* _THE TASK_
Show, in full, each line of the data that contains "العاقلة".

********

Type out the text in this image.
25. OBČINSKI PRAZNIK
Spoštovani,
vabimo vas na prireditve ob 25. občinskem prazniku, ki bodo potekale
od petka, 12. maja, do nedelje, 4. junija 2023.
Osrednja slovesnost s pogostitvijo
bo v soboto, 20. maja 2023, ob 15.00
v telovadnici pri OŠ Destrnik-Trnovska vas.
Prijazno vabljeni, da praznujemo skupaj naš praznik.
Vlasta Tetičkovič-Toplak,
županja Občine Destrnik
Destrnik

********

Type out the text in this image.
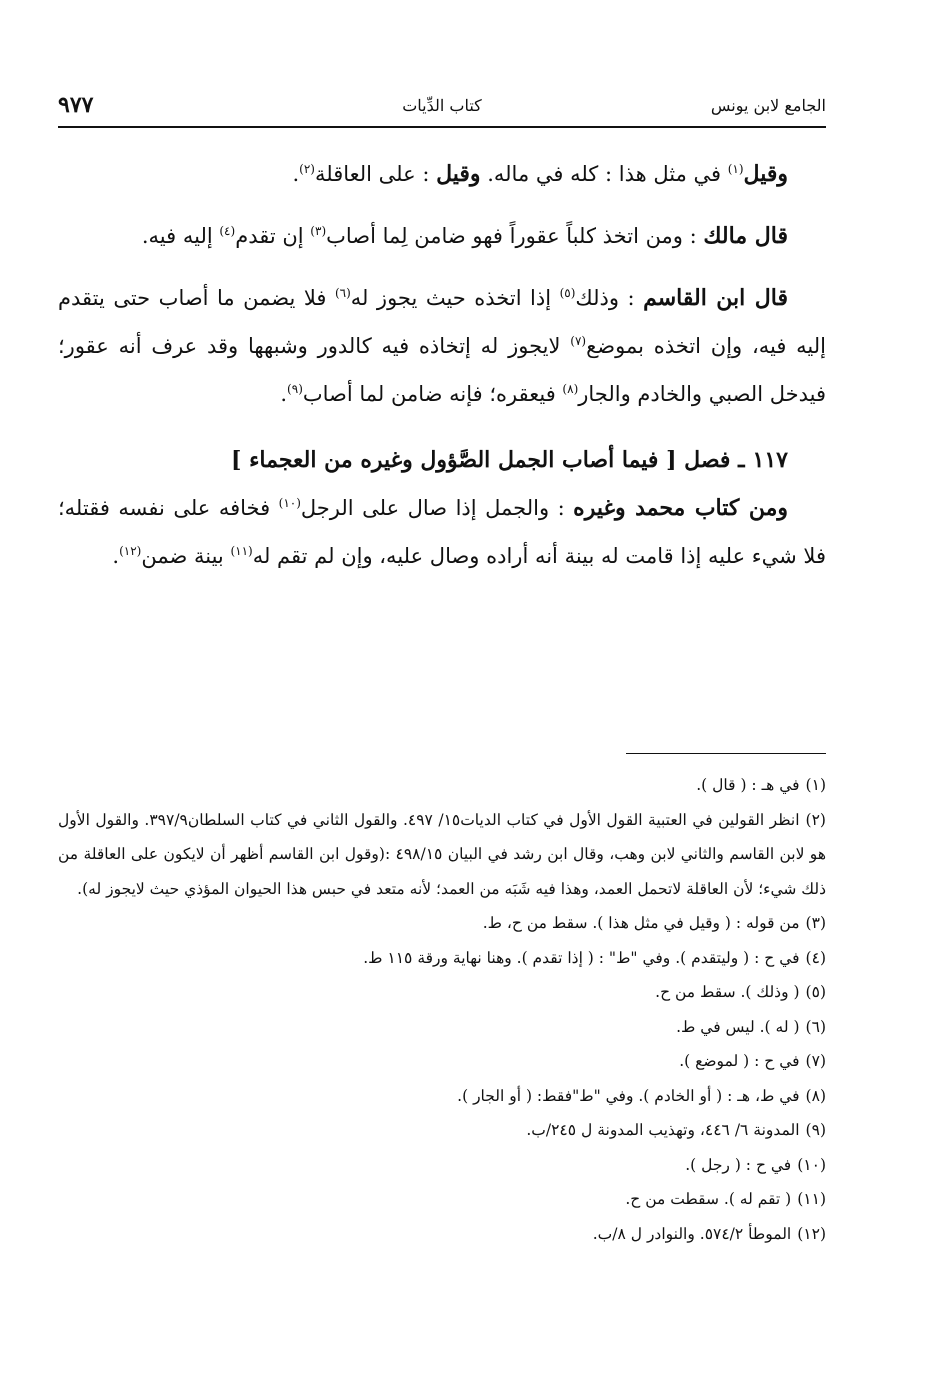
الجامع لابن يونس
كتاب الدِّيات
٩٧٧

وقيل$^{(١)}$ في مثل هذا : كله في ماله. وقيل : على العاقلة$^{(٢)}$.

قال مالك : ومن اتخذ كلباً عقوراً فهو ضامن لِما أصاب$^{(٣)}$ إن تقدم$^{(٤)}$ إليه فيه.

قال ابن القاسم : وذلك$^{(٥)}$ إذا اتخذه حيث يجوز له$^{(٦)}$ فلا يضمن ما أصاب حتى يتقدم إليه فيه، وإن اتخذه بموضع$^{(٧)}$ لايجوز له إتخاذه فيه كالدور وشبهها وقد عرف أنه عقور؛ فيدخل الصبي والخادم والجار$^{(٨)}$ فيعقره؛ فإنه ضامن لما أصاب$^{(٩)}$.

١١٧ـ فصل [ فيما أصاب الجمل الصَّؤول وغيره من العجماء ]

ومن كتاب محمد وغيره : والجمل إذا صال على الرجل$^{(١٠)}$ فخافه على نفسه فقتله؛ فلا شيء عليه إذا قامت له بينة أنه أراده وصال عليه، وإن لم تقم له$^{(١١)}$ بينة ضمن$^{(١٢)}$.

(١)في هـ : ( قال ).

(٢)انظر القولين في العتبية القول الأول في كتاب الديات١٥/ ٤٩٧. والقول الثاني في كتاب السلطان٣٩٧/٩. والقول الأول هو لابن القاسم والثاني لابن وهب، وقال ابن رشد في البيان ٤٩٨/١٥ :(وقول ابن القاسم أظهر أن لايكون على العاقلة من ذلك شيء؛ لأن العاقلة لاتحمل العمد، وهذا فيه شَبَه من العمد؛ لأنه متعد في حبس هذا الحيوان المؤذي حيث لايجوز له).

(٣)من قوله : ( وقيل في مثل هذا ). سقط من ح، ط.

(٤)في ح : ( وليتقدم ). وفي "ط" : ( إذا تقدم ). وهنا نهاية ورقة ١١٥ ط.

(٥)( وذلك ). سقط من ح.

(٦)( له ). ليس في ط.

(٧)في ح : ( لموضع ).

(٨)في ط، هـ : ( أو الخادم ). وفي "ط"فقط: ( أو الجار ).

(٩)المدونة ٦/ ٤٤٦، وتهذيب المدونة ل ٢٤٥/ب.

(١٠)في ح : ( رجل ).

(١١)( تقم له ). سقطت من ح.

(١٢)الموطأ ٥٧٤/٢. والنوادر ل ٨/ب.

********

* _EXPECTED ANSWER_
وقيل$^{(١)}$ في مثل هذا : كله في ماله. وقيل : على العاقلة$^{(٢)}$.
(٢)انظر القولين في العتبية القول الأول في كتاب الديات١٥/ ٤٩٧. والقول الثاني في كتاب السلطان٣٩٧/٩. والقول الأول هو لابن القاسم والثاني لابن وهب، وقال ابن رشد في البيان ٤٩٨/١٥ :(وقول ابن القاسم أظهر أن لايكون على العاقلة من ذلك شيء؛ لأن العاقلة لاتحمل العمد، وهذا فيه شَبَه من العمد؛ لأنه متعد في حبس هذا الحيوان المؤذي حيث لايجوز له).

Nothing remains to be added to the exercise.